**EXERCISE OBJECTIVE**:
Your task is to extract every line from the material below exactly.

Stored entries
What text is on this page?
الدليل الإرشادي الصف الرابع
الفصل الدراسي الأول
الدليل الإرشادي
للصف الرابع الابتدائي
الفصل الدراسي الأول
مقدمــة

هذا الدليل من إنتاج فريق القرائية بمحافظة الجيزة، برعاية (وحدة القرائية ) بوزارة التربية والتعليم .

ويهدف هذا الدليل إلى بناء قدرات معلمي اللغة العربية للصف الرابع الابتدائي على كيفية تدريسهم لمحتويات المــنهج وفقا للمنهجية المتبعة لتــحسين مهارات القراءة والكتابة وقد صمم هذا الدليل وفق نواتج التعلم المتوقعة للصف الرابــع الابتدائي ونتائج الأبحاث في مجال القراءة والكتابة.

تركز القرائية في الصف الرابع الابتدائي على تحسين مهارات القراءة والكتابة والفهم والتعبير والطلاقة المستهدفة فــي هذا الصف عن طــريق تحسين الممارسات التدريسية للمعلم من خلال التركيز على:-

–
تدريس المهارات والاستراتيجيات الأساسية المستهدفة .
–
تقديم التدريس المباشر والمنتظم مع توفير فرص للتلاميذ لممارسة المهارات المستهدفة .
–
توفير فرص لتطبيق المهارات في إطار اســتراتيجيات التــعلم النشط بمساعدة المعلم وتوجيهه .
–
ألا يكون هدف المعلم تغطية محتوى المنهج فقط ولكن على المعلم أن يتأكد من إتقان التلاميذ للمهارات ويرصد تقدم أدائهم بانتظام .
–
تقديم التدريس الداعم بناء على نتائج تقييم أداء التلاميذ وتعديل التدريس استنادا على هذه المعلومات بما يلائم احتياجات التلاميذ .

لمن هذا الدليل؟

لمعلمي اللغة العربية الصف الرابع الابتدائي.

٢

**WRITTEN RESPONSE**:
What text is on this page?
الدليل الإرشادي الصف الرابع
الفصل الدراسي الأول
الدليل الإرشادي
للصف الرابع الابتدائي
الفصل الدراسي الأول
مقدمــة

هذا الدليل من إنتاج فريق القرائية بمحافظة الجيزة، برعاية (وحدة القرائية ) بوزارة التربية والتعليم .

ويهدف هذا الدليل إلى بناء قدرات معلمي اللغة العربية للصف الرابع الابتدائي على كيفية تدريسهم لمحتويات المــنهج وفقا للمنهجية المتبعة لتــحسين مهارات القراءة والكتابة وقد صمم هذا الدليل وفق نواتج التعلم المتوقعة للصف الرابــع الابتدائي ونتائج الأبحاث في مجال القراءة والكتابة.

تركز القرائية في الصف الرابع الابتدائي على تحسين مهارات القراءة والكتابة والفهم والتعبير والطلاقة المستهدفة فــي هذا الصف عن طــريق تحسين الممارسات التدريسية للمعلم من خلال التركيز على:-

–
تدريس المهارات والاستراتيجيات الأساسية المستهدفة .
–
تقديم التدريس المباشر والمنتظم مع توفير فرص للتلاميذ لممارسة المهارات المستهدفة .
–
توفير فرص لتطبيق المهارات في إطار اســتراتيجيات التــعلم النشط بمساعدة المعلم وتوجيهه .
–
ألا يكون هدف المعلم تغطية محتوى المنهج فقط ولكن على المعلم أن يتأكد من إتقان التلاميذ للمهارات ويرصد تقدم أدائهم بانتظام .
–
تقديم التدريس الداعم بناء على نتائج تقييم أداء التلاميذ وتعديل التدريس استنادا على هذه المعلومات بما يلائم احتياجات التلاميذ .

لمن هذا الدليل؟

لمعلمي اللغة العربية الصف الرابع الابتدائي.

٢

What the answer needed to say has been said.